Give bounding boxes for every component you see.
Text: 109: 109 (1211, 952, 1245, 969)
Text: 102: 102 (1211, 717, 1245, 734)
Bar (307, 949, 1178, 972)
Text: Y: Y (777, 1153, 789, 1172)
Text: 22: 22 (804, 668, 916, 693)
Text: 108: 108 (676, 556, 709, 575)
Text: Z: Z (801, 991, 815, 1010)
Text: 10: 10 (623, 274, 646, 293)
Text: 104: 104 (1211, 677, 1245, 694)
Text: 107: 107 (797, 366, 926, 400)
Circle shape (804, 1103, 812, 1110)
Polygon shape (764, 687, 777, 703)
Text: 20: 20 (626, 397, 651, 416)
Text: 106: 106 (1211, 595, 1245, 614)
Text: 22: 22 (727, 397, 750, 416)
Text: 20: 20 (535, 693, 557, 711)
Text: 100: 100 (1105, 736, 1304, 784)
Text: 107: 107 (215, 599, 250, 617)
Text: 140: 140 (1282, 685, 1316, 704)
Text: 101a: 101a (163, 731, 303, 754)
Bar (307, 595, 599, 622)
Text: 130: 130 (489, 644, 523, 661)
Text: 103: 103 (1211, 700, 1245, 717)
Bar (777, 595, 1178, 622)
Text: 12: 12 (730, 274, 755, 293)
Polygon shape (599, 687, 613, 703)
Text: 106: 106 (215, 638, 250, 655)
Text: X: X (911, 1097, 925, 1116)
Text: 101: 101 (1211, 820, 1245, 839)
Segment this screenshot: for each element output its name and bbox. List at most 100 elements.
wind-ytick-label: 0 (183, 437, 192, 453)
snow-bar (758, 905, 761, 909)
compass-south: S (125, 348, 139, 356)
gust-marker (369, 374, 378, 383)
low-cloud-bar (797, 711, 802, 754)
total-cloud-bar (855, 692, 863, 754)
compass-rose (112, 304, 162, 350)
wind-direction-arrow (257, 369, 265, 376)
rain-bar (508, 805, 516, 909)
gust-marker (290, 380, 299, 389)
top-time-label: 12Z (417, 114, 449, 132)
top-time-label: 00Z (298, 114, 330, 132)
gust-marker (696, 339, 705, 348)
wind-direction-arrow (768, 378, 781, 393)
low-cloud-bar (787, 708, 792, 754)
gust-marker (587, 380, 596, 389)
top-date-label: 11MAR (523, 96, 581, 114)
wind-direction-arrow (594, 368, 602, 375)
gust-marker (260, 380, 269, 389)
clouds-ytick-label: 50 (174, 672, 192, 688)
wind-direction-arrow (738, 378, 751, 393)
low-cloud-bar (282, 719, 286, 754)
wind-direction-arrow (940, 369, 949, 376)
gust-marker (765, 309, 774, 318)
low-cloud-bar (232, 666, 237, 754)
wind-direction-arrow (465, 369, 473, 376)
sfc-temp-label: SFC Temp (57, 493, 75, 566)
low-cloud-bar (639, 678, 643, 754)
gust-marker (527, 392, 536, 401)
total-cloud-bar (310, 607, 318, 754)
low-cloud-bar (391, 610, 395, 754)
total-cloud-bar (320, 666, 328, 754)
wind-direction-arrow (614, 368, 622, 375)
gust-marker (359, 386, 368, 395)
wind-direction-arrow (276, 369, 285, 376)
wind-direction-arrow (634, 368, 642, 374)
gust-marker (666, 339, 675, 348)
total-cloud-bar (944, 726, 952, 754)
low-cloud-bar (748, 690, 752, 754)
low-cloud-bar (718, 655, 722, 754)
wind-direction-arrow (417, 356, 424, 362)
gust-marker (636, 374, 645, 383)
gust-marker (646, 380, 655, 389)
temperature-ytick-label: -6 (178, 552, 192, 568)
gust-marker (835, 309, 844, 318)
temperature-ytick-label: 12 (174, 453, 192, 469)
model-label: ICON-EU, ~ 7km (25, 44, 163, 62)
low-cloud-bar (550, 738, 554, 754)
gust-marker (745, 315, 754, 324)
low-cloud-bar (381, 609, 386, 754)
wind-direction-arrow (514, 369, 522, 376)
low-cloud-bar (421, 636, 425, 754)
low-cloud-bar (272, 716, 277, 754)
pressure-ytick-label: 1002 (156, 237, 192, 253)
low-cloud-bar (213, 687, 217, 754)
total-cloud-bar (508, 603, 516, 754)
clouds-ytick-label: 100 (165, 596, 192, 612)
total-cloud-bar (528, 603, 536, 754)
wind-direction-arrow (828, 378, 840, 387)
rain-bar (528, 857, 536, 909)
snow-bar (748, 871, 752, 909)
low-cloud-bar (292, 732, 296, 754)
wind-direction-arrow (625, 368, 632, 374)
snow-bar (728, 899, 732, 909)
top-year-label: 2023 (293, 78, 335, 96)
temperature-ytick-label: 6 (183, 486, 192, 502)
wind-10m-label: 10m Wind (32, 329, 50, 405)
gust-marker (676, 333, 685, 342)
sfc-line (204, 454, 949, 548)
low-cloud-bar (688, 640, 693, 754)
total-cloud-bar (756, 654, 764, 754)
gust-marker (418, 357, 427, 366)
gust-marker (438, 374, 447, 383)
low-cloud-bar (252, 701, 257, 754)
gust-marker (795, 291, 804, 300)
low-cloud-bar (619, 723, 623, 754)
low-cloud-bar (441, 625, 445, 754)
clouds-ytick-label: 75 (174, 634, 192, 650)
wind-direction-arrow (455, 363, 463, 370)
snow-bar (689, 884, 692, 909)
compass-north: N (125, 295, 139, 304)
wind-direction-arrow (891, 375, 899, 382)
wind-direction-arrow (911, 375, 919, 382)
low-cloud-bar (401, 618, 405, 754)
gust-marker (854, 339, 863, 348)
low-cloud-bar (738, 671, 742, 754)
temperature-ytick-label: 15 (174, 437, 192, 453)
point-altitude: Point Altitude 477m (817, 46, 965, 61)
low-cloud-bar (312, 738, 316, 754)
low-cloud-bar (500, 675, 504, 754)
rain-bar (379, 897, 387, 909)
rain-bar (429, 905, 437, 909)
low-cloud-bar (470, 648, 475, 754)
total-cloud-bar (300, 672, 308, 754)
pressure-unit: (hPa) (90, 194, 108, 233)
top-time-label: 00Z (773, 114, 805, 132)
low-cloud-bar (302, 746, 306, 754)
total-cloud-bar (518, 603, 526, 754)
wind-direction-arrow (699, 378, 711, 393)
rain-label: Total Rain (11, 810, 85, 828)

■ Exercise task: Rewrite every entry above, replacing "wind-direction-arrow" with "wind-barb" wherever it appears and leaving everything else unchanged.

■ Answer below:
Give bounding boxes for every component you see.
Text: 109: 109 (1211, 952, 1245, 969)
Text: 102: 102 (1211, 717, 1245, 734)
Bar (307, 949, 1178, 972)
Text: Y: Y (777, 1153, 789, 1172)
Text: 22: 22 (804, 668, 916, 693)
Text: 108: 108 (676, 556, 709, 575)
Text: Z: Z (801, 991, 815, 1010)
Text: 10: 10 (623, 274, 646, 293)
Text: 104: 104 (1211, 677, 1245, 694)
Text: 107: 107 (797, 366, 926, 400)
Circle shape (804, 1103, 812, 1110)
Polygon shape (764, 687, 777, 703)
Text: 20: 20 (626, 397, 651, 416)
Text: 106: 106 (1211, 595, 1245, 614)
Text: 22: 22 (727, 397, 750, 416)
Text: 20: 20 (535, 693, 557, 711)
Text: 100: 100 (1105, 736, 1304, 784)
Text: 107: 107 (215, 599, 250, 617)
Text: 140: 140 (1282, 685, 1316, 704)
Text: 101a: 101a (163, 731, 303, 754)
Bar (307, 595, 599, 622)
Text: 130: 130 (489, 644, 523, 661)
Text: 103: 103 (1211, 700, 1245, 717)
Bar (777, 595, 1178, 622)
Text: 12: 12 (730, 274, 755, 293)
Polygon shape (599, 687, 613, 703)
Text: 106: 106 (215, 638, 250, 655)
Text: X: X (911, 1097, 925, 1116)
Text: 101: 101 (1211, 820, 1245, 839)
Segment this screenshot: for each element output its name and bbox. List at most 100 elements.
wind-ytick-label: 0 (183, 437, 192, 453)
snow-bar (758, 905, 761, 909)
compass-south: S (125, 348, 139, 356)
gust-marker (369, 374, 378, 383)
low-cloud-bar (797, 711, 802, 754)
total-cloud-bar (855, 692, 863, 754)
compass-rose (112, 304, 162, 350)
wind-barb (257, 369, 265, 376)
rain-bar (508, 805, 516, 909)
gust-marker (290, 380, 299, 389)
top-time-label: 12Z (417, 114, 449, 132)
top-time-label: 00Z (298, 114, 330, 132)
gust-marker (696, 339, 705, 348)
wind-barb (768, 378, 781, 393)
low-cloud-bar (787, 708, 792, 754)
gust-marker (587, 380, 596, 389)
top-date-label: 11MAR (523, 96, 581, 114)
wind-barb (594, 368, 602, 375)
gust-marker (260, 380, 269, 389)
clouds-ytick-label: 50 (174, 672, 192, 688)
wind-barb (738, 378, 751, 393)
low-cloud-bar (282, 719, 286, 754)
wind-barb (940, 369, 949, 376)
gust-marker (765, 309, 774, 318)
low-cloud-bar (232, 666, 237, 754)
wind-barb (465, 369, 473, 376)
sfc-temp-label: SFC Temp (57, 493, 75, 566)
low-cloud-bar (639, 678, 643, 754)
gust-marker (527, 392, 536, 401)
total-cloud-bar (310, 607, 318, 754)
low-cloud-bar (391, 610, 395, 754)
total-cloud-bar (320, 666, 328, 754)
wind-barb (614, 368, 622, 375)
gust-marker (359, 386, 368, 395)
wind-barb (276, 369, 285, 376)
wind-barb (634, 368, 642, 374)
gust-marker (666, 339, 675, 348)
total-cloud-bar (944, 726, 952, 754)
low-cloud-bar (748, 690, 752, 754)
low-cloud-bar (718, 655, 722, 754)
wind-barb (417, 356, 424, 362)
gust-marker (636, 374, 645, 383)
gust-marker (646, 380, 655, 389)
temperature-ytick-label: -6 (178, 552, 192, 568)
gust-marker (835, 309, 844, 318)
temperature-ytick-label: 12 (174, 453, 192, 469)
model-label: ICON-EU, ~ 7km (25, 44, 163, 62)
low-cloud-bar (550, 738, 554, 754)
gust-marker (745, 315, 754, 324)
low-cloud-bar (381, 609, 386, 754)
wind-barb (514, 369, 522, 376)
low-cloud-bar (421, 636, 425, 754)
low-cloud-bar (272, 716, 277, 754)
pressure-ytick-label: 1002 (156, 237, 192, 253)
low-cloud-bar (213, 687, 217, 754)
total-cloud-bar (508, 603, 516, 754)
clouds-ytick-label: 100 (165, 596, 192, 612)
total-cloud-bar (528, 603, 536, 754)
wind-barb (828, 378, 840, 387)
rain-bar (528, 857, 536, 909)
snow-bar (748, 871, 752, 909)
low-cloud-bar (292, 732, 296, 754)
wind-barb (625, 368, 632, 374)
snow-bar (728, 899, 732, 909)
top-year-label: 2023 (293, 78, 335, 96)
temperature-ytick-label: 6 (183, 486, 192, 502)
wind-10m-label: 10m Wind (32, 329, 50, 405)
gust-marker (676, 333, 685, 342)
sfc-line (204, 454, 949, 548)
low-cloud-bar (688, 640, 693, 754)
total-cloud-bar (756, 654, 764, 754)
gust-marker (418, 357, 427, 366)
gust-marker (438, 374, 447, 383)
low-cloud-bar (252, 701, 257, 754)
gust-marker (795, 291, 804, 300)
low-cloud-bar (619, 723, 623, 754)
low-cloud-bar (441, 625, 445, 754)
clouds-ytick-label: 75 (174, 634, 192, 650)
wind-barb (455, 363, 463, 370)
snow-bar (689, 884, 692, 909)
compass-north: N (125, 295, 139, 304)
wind-barb (891, 375, 899, 382)
wind-barb (911, 375, 919, 382)
low-cloud-bar (401, 618, 405, 754)
gust-marker (854, 339, 863, 348)
low-cloud-bar (738, 671, 742, 754)
temperature-ytick-label: 15 (174, 437, 192, 453)
point-altitude: Point Altitude 477m (817, 46, 965, 61)
low-cloud-bar (312, 738, 316, 754)
low-cloud-bar (500, 675, 504, 754)
rain-bar (379, 897, 387, 909)
rain-bar (429, 905, 437, 909)
low-cloud-bar (470, 648, 475, 754)
total-cloud-bar (300, 672, 308, 754)
pressure-unit: (hPa) (90, 194, 108, 233)
top-time-label: 00Z (773, 114, 805, 132)
low-cloud-bar (302, 746, 306, 754)
total-cloud-bar (518, 603, 526, 754)
wind-barb (699, 378, 711, 393)
rain-label: Total Rain (11, 810, 85, 828)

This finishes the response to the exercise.